• Available records:
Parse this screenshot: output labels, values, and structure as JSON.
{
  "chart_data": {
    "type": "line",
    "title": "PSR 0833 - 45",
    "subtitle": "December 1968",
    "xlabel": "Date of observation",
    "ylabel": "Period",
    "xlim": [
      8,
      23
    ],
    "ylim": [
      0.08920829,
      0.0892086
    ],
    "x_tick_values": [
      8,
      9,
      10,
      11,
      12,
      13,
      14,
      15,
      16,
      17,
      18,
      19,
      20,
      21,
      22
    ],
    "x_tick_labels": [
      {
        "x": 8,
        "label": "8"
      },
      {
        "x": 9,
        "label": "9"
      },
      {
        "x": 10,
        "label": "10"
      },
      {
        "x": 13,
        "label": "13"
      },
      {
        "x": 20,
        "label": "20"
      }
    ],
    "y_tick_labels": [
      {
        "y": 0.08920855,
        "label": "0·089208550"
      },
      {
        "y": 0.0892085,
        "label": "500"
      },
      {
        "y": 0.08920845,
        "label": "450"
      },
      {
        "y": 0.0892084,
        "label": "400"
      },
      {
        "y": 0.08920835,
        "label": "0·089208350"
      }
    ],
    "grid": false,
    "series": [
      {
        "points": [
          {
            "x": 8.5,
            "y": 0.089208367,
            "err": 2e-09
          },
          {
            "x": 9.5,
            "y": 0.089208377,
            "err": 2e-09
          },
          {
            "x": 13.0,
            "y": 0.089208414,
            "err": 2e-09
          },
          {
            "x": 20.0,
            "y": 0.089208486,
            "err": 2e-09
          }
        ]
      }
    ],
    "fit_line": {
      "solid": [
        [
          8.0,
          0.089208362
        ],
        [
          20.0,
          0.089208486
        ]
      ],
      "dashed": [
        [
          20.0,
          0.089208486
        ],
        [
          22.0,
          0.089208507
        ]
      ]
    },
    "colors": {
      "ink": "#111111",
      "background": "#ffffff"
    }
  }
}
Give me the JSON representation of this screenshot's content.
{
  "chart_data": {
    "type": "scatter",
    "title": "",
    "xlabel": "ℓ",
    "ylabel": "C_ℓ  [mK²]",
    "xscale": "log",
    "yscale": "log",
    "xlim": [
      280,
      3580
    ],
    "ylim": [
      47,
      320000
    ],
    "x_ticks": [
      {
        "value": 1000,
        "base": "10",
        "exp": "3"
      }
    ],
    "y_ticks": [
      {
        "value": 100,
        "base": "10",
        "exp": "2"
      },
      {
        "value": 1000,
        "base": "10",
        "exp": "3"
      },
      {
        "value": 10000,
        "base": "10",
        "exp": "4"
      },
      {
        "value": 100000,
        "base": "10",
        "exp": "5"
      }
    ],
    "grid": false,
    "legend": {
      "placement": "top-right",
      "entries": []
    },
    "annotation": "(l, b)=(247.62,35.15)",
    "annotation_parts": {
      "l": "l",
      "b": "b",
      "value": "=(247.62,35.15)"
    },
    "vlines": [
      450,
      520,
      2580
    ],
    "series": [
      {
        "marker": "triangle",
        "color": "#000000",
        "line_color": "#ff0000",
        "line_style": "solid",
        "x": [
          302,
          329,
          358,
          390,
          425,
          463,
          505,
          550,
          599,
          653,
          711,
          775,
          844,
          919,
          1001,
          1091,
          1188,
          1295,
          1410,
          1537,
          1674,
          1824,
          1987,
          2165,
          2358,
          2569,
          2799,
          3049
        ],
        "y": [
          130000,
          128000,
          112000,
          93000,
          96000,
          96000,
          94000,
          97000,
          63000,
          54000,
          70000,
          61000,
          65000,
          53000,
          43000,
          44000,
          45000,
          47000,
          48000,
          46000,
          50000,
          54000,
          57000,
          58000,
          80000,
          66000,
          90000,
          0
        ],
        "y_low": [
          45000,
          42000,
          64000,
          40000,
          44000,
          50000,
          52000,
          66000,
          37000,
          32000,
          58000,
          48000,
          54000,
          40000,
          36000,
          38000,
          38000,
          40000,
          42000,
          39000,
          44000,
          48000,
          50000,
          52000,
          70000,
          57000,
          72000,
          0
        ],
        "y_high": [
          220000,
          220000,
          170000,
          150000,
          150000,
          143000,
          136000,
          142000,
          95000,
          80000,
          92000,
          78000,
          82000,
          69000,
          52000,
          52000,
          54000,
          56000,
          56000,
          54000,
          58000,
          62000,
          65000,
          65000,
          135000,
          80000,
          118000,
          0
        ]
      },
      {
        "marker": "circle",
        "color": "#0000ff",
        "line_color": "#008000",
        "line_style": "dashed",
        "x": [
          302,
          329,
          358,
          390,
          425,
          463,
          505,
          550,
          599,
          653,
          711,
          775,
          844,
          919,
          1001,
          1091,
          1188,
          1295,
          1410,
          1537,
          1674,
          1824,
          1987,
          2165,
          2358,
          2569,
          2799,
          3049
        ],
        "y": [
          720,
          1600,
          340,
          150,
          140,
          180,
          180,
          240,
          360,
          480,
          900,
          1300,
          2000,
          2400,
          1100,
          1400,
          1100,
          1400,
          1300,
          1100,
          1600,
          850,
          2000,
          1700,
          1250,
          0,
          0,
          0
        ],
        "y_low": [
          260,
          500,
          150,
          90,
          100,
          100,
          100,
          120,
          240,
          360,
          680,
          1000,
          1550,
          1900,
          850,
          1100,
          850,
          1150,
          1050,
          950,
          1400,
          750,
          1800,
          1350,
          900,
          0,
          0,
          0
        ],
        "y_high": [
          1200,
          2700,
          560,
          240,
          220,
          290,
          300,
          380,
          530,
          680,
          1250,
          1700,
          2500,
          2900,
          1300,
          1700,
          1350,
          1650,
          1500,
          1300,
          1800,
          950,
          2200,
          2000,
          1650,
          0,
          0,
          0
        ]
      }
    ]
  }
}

• Task:
From the entries above, copy every line containing the word "screenshot".

• Right answer:
Parse this screenshot: output labels, values, and structure as JSON.
Give me the JSON representation of this screenshot's content.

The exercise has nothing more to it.